** START OF Rows **

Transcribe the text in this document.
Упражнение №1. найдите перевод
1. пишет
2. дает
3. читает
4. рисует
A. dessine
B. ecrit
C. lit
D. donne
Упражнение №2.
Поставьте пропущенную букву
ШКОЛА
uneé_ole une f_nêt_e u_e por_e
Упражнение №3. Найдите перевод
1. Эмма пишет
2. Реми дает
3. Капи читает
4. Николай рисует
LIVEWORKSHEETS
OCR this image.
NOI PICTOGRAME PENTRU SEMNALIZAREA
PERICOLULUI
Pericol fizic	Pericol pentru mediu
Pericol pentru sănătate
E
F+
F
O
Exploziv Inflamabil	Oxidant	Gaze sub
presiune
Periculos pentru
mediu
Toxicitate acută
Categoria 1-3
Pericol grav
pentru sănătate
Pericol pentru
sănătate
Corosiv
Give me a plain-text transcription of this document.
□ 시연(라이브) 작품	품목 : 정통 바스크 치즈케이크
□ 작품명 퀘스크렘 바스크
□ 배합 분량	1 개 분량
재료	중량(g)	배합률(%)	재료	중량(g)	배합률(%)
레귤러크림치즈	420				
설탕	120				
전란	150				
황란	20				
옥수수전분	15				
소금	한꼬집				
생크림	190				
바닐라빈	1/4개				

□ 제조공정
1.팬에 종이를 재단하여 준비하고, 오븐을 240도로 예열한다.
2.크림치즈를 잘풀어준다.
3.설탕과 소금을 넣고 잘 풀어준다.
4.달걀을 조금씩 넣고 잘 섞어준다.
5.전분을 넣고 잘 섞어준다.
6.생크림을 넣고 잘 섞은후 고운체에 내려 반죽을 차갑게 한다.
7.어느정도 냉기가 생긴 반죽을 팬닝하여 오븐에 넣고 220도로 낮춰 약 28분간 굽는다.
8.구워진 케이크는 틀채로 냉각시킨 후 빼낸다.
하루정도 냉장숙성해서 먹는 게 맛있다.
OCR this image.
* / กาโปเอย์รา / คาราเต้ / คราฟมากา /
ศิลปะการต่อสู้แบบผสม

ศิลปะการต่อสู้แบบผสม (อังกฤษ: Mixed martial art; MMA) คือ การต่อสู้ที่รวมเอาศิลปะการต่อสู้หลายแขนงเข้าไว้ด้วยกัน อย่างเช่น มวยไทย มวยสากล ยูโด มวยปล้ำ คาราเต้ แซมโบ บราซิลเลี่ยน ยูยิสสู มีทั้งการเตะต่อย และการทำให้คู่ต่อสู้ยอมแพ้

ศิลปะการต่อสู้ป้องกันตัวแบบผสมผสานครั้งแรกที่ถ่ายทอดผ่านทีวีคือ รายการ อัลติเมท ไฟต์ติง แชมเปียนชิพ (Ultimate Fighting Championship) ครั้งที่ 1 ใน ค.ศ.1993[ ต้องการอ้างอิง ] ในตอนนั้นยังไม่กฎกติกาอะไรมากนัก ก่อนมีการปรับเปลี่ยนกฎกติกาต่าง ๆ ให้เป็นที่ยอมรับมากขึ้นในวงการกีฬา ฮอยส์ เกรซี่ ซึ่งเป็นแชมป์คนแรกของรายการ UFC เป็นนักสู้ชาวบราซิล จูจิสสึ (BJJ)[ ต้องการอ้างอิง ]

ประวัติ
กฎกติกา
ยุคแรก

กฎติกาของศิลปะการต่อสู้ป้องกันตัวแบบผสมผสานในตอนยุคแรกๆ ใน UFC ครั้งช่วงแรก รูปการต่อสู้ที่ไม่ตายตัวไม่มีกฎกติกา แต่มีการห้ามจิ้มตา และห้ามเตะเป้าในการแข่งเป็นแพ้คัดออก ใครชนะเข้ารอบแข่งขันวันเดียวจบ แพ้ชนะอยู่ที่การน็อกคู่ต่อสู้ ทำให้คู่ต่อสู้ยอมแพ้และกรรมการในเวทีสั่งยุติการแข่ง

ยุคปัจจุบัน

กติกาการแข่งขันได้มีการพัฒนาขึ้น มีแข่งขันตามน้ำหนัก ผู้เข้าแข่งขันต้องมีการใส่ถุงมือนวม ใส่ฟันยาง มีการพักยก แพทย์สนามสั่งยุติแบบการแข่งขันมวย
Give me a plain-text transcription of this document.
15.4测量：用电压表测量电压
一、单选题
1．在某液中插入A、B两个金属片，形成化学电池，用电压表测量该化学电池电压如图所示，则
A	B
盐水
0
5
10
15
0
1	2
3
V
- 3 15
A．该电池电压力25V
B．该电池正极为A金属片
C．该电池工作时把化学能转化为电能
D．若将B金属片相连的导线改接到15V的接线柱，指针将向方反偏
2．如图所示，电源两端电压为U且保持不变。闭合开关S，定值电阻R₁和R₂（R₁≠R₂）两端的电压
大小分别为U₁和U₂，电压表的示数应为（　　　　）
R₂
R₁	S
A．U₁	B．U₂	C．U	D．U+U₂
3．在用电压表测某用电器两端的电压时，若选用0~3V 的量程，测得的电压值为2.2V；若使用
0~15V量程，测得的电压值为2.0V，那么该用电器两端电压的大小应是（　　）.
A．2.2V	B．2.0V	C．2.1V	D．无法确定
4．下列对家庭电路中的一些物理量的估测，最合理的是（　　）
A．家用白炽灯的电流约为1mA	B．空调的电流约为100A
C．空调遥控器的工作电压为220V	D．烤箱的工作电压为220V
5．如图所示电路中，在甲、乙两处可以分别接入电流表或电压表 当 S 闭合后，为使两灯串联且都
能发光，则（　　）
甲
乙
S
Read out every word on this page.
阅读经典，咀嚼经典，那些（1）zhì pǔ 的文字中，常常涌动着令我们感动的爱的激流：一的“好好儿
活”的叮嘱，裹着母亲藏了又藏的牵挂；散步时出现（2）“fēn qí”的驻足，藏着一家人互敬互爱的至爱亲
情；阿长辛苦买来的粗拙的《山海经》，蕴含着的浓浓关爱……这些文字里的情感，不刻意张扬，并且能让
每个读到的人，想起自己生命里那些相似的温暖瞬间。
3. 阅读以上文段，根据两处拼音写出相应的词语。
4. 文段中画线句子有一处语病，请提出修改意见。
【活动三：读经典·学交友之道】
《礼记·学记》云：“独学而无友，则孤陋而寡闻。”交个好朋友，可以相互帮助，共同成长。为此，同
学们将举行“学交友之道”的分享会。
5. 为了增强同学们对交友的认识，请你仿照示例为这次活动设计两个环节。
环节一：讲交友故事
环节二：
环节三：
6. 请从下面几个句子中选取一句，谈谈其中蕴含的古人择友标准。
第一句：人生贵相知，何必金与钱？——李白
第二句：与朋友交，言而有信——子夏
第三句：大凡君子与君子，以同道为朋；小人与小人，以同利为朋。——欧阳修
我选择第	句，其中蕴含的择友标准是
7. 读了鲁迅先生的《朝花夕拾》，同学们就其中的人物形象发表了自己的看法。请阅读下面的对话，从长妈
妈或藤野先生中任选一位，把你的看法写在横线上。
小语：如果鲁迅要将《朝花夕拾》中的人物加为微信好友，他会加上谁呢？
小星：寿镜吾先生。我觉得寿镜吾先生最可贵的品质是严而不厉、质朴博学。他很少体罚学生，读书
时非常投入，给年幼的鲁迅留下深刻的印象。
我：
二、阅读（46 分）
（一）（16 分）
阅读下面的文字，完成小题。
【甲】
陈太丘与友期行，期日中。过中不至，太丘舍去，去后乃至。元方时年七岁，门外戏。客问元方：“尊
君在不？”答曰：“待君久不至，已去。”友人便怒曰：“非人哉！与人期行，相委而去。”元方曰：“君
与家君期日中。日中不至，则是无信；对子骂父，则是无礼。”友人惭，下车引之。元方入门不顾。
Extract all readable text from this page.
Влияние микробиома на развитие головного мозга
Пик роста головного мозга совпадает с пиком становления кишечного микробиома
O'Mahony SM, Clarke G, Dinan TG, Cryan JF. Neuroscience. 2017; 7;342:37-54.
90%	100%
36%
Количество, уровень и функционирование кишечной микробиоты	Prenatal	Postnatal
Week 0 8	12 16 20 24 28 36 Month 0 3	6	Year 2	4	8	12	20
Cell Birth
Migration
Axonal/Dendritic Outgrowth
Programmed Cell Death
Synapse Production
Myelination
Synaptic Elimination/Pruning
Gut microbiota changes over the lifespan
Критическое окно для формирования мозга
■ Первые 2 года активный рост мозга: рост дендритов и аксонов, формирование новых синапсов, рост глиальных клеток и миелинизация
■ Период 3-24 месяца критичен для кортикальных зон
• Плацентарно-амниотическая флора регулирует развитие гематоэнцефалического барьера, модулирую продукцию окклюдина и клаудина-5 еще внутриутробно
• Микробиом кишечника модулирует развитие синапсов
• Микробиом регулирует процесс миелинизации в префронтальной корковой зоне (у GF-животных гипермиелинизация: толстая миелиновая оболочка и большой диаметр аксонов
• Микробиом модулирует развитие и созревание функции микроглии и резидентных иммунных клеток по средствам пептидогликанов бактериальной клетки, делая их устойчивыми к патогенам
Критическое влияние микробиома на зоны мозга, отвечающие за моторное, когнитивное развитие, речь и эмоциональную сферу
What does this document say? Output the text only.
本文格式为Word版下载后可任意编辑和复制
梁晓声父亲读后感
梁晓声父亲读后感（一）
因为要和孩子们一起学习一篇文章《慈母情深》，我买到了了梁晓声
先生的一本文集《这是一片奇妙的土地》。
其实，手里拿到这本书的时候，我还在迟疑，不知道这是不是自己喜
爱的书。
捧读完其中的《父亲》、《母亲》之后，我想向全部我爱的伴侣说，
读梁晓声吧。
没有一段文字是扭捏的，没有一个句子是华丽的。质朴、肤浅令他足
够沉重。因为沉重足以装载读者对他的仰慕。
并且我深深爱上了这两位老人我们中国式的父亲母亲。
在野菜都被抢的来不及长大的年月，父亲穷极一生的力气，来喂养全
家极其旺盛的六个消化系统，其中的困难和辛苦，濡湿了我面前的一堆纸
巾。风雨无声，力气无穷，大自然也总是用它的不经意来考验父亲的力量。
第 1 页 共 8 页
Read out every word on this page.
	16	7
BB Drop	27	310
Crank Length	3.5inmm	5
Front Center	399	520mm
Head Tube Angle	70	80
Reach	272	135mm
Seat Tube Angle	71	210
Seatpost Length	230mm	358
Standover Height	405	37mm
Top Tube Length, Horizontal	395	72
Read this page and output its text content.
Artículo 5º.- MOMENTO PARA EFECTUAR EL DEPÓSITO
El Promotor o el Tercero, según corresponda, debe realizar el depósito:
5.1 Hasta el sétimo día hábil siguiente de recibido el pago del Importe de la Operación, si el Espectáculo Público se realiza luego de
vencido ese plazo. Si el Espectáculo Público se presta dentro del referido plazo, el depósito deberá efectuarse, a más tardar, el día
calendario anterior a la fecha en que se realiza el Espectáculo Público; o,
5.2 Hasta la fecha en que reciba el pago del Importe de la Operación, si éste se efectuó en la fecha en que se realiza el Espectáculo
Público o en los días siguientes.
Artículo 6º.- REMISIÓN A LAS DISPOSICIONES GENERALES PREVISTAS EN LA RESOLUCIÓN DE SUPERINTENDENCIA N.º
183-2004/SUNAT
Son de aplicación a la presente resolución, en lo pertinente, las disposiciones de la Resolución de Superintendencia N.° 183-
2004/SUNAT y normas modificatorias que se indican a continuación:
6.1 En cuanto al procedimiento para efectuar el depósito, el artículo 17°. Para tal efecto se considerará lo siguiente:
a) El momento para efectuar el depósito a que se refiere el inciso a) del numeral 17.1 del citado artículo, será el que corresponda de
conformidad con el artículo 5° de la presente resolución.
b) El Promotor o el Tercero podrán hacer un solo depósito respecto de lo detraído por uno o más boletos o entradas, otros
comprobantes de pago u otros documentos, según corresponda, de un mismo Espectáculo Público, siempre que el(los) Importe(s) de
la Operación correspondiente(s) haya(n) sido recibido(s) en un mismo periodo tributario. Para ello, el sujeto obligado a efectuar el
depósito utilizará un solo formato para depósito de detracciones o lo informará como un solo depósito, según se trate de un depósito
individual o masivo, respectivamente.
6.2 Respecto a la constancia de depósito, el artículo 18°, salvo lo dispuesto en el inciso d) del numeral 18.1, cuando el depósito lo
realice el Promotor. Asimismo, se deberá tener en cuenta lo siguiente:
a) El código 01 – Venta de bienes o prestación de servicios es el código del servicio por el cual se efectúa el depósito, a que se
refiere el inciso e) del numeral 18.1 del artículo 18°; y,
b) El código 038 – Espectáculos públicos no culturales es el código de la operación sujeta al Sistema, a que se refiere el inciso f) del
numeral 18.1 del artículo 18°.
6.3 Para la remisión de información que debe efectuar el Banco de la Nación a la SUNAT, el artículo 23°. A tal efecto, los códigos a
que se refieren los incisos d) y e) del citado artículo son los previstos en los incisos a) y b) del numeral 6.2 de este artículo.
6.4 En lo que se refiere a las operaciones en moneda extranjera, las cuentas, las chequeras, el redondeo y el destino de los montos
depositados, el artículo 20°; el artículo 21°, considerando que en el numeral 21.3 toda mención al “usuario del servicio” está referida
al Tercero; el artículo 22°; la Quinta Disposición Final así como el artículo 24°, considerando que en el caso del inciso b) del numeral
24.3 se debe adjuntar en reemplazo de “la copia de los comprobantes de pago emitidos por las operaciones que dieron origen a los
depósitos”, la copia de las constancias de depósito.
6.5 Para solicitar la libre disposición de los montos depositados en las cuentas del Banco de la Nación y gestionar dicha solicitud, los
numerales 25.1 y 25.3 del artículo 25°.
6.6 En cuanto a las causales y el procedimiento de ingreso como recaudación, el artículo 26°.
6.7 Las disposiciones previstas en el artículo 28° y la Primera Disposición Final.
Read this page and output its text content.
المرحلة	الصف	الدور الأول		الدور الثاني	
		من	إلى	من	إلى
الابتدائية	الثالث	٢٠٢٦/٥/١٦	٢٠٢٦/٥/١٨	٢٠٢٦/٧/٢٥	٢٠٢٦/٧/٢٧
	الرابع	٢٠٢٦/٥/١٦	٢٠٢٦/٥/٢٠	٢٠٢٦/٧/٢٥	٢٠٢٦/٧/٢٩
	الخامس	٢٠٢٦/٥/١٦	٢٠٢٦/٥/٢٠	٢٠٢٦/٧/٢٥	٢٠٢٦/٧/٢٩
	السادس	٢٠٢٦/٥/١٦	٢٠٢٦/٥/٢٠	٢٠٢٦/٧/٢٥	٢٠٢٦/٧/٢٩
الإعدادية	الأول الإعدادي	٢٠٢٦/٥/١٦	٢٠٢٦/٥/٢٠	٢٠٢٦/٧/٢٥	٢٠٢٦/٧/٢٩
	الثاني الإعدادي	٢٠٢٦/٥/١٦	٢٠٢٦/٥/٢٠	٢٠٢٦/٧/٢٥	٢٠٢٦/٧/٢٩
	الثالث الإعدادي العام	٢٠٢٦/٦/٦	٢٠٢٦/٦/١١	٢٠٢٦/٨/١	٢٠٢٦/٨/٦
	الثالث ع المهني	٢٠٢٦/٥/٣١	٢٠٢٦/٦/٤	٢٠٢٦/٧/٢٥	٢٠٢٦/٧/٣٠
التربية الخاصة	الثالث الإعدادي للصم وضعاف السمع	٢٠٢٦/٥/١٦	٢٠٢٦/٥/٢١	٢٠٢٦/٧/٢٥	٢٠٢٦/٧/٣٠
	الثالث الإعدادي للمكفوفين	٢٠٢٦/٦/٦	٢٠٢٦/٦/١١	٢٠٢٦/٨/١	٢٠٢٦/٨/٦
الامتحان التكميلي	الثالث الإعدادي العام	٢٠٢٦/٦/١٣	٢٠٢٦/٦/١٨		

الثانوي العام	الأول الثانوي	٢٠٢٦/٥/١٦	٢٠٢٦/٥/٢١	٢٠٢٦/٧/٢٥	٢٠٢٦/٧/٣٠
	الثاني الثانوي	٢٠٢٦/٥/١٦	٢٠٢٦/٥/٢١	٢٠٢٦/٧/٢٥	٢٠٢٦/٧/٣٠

** END OF Rows **

Stated problem – Show all lines above holding "朝花夕拾".

Response below –
7. 读了鲁迅先生的《朝花夕拾》，同学们就其中的人物形象发表了自己的看法。请阅读下面的对话，从长妈
小语：如果鲁迅要将《朝花夕拾》中的人物加为微信好友，他会加上谁呢？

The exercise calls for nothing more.